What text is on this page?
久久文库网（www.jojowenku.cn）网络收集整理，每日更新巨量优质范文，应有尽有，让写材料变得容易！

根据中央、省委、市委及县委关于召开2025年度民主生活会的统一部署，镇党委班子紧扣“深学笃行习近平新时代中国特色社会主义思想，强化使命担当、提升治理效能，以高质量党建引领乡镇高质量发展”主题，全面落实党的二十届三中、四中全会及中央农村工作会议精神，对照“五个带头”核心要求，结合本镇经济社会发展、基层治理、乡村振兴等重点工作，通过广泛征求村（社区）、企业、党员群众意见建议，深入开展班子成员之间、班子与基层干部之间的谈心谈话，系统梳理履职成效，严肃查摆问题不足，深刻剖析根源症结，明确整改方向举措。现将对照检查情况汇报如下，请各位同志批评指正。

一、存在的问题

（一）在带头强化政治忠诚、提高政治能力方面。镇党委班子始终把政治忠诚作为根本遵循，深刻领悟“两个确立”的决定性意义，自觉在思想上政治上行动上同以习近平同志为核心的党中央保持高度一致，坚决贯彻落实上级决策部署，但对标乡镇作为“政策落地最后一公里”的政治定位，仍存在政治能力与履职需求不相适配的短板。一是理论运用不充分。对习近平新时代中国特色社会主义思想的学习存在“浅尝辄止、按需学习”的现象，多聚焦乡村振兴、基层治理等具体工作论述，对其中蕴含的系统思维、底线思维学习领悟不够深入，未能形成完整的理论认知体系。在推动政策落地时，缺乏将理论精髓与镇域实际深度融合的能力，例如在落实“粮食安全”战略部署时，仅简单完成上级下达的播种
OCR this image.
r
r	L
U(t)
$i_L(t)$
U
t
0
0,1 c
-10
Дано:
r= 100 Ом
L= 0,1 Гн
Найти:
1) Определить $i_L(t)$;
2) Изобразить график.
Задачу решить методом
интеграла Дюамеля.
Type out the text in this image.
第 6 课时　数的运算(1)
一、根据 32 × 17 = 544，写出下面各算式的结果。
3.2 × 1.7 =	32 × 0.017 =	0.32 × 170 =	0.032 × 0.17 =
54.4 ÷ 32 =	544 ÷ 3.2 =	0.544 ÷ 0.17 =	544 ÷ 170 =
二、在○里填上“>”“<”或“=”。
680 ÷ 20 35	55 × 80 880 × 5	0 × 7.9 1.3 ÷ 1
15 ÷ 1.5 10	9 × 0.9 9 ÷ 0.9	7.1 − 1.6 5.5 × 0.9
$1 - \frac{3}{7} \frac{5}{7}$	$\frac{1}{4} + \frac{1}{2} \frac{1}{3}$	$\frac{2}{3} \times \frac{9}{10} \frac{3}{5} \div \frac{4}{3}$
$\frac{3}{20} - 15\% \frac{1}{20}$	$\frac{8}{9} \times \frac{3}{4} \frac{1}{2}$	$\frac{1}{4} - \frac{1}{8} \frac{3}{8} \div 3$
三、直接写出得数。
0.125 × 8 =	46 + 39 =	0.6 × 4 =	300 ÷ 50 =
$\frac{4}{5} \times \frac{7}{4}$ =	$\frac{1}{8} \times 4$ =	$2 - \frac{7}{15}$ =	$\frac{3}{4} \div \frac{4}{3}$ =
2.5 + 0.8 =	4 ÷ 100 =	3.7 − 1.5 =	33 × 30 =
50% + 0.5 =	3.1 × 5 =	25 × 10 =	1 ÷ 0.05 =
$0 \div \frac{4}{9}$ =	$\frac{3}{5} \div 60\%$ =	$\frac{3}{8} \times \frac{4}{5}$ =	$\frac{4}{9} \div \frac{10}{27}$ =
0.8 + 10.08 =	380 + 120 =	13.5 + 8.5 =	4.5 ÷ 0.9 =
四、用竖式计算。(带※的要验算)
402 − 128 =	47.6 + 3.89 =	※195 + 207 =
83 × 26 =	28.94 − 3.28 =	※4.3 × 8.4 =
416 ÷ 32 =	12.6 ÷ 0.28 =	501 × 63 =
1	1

-- Exercise requirements --
Transcribe all of the material exactly. Omit nothing.

-- Solution --
What text is on this page?
久久文库网（www.jojowenku.cn）网络收集整理，每日更新巨量优质范文，应有尽有，让写材料变得容易！

根据中央、省委、市委及县委关于召开2025年度民主生活会的统一部署，镇党委班子紧扣“深学笃行习近平新时代中国特色社会主义思想，强化使命担当、提升治理效能，以高质量党建引领乡镇高质量发展”主题，全面落实党的二十届三中、四中全会及中央农村工作会议精神，对照“五个带头”核心要求，结合本镇经济社会发展、基层治理、乡村振兴等重点工作，通过广泛征求村（社区）、企业、党员群众意见建议，深入开展班子成员之间、班子与基层干部之间的谈心谈话，系统梳理履职成效，严肃查摆问题不足，深刻剖析根源症结，明确整改方向举措。现将对照检查情况汇报如下，请各位同志批评指正。

一、存在的问题

（一）在带头强化政治忠诚、提高政治能力方面。镇党委班子始终把政治忠诚作为根本遵循，深刻领悟“两个确立”的决定性意义，自觉在思想上政治上行动上同以习近平同志为核心的党中央保持高度一致，坚决贯彻落实上级决策部署，但对标乡镇作为“政策落地最后一公里”的政治定位，仍存在政治能力与履职需求不相适配的短板。一是理论运用不充分。对习近平新时代中国特色社会主义思想的学习存在“浅尝辄止、按需学习”的现象，多聚焦乡村振兴、基层治理等具体工作论述，对其中蕴含的系统思维、底线思维学习领悟不够深入，未能形成完整的理论认知体系。在推动政策落地时，缺乏将理论精髓与镇域实际深度融合的能力，例如在落实“粮食安全”战略部署时，仅简单完成上级下达的播种
OCR this image.
r
r	L
U(t)
$i_L(t)$
U
t
0
0,1 c
-10
Дано:
r= 100 Ом
L= 0,1 Гн
Найти:
1) Определить $i_L(t)$;
2) Изобразить график.
Задачу решить методом
интеграла Дюамеля.
Type out the text in this image.
第 6 课时　数的运算(1)
一、根据 32 × 17 = 544，写出下面各算式的结果。
3.2 × 1.7 =	32 × 0.017 =	0.32 × 170 =	0.032 × 0.17 =
54.4 ÷ 32 =	544 ÷ 3.2 =	0.544 ÷ 0.17 =	544 ÷ 170 =
二、在○里填上“>”“<”或“=”。
680 ÷ 20 35	55 × 80 880 × 5	0 × 7.9 1.3 ÷ 1
15 ÷ 1.5 10	9 × 0.9 9 ÷ 0.9	7.1 − 1.6 5.5 × 0.9
$1 - \frac{3}{7} \frac{5}{7}$	$\frac{1}{4} + \frac{1}{2} \frac{1}{3}$	$\frac{2}{3} \times \frac{9}{10} \frac{3}{5} \div \frac{4}{3}$
$\frac{3}{20} - 15\% \frac{1}{20}$	$\frac{8}{9} \times \frac{3}{4} \frac{1}{2}$	$\frac{1}{4} - \frac{1}{8} \frac{3}{8} \div 3$
三、直接写出得数。
0.125 × 8 =	46 + 39 =	0.6 × 4 =	300 ÷ 50 =
$\frac{4}{5} \times \frac{7}{4}$ =	$\frac{1}{8} \times 4$ =	$2 - \frac{7}{15}$ =	$\frac{3}{4} \div \frac{4}{3}$ =
2.5 + 0.8 =	4 ÷ 100 =	3.7 − 1.5 =	33 × 30 =
50% + 0.5 =	3.1 × 5 =	25 × 10 =	1 ÷ 0.05 =
$0 \div \frac{4}{9}$ =	$\frac{3}{5} \div 60\%$ =	$\frac{3}{8} \times \frac{4}{5}$ =	$\frac{4}{9} \div \frac{10}{27}$ =
0.8 + 10.08 =	380 + 120 =	13.5 + 8.5 =	4.5 ÷ 0.9 =
四、用竖式计算。(带※的要验算)
402 − 128 =	47.6 + 3.89 =	※195 + 207 =
83 × 26 =	28.94 − 3.28 =	※4.3 × 8.4 =
416 ÷ 32 =	12.6 ÷ 0.28 =	501 × 63 =
1	1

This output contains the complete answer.